**TASK INSTRUCTIONS**
Omit the images, then output each of the records below exactly.

<<<<

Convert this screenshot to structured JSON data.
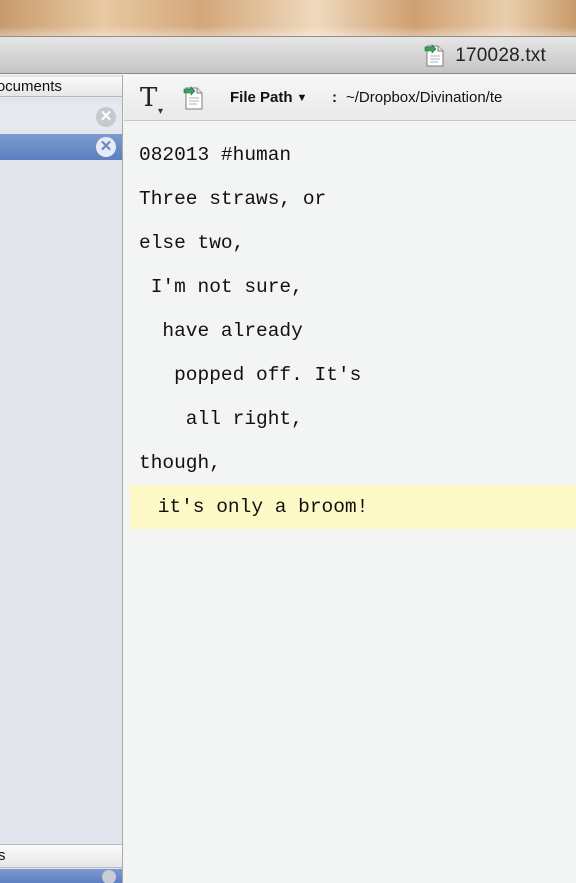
{
  "window": {
    "title": "170028.txt",
    "title_icon": "text-document-icon"
  },
  "sidebar": {
    "header": "Documents",
    "rows": [
      {
        "selected": false,
        "close_icon": "close-circle-icon"
      },
      {
        "selected": true,
        "close_icon": "close-circle-icon"
      }
    ],
    "footer": "s"
  },
  "toolbar": {
    "font_icon": "T",
    "file_path_label": "File Path",
    "file_path_separator": ":",
    "file_path_value": "~/Dropbox/Divination/te"
  },
  "editor": {
    "lines": [
      "082013 #human",
      "Three straws, or",
      "else two,",
      " I'm not sure,",
      "  have already",
      "   popped off. It's",
      "    all right,",
      "though,",
      " it's only a broom!"
    ],
    "current_line_index": 8
  },
  "colors": {
    "current_line_highlight": "#fdfac7",
    "selection": "#6585c4",
    "editor_background": "#f3f4f4"
  }
}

>>>>

**EXPECTED ANSWER**
Convert this screenshot to structured JSON data.
{
  "window": {
    "title": "170028.txt",
    "title_icon": "text-document-icon"
  },
  "sidebar": {
    "header": "Documents",
    "rows": [
      {
        "selected": false,
        "close_icon": "close-circle-icon"
      },
      {
        "selected": true,
        "close_icon": "close-circle-icon"
      }
    ],
    "footer": "s"
  },
  "toolbar": {
    "font_icon": "T",
    "file_path_label": "File Path",
    "file_path_separator": ":",
    "file_path_value": "~/Dropbox/Divination/te"
  },
  "editor": {
    "lines": [
      "082013 #human",
      "Three straws, or",
      "else two,",
      " I'm not sure,",
      "  have already",
      "   popped off. It's",
      "    all right,",
      "though,",
      " it's only a broom!"
    ],
    "current_line_index": 8
  },
  "colors": {
    "current_line_highlight": "#fdfac7",
    "selection": "#6585c4",
    "editor_background": "#f3f4f4"
  }
}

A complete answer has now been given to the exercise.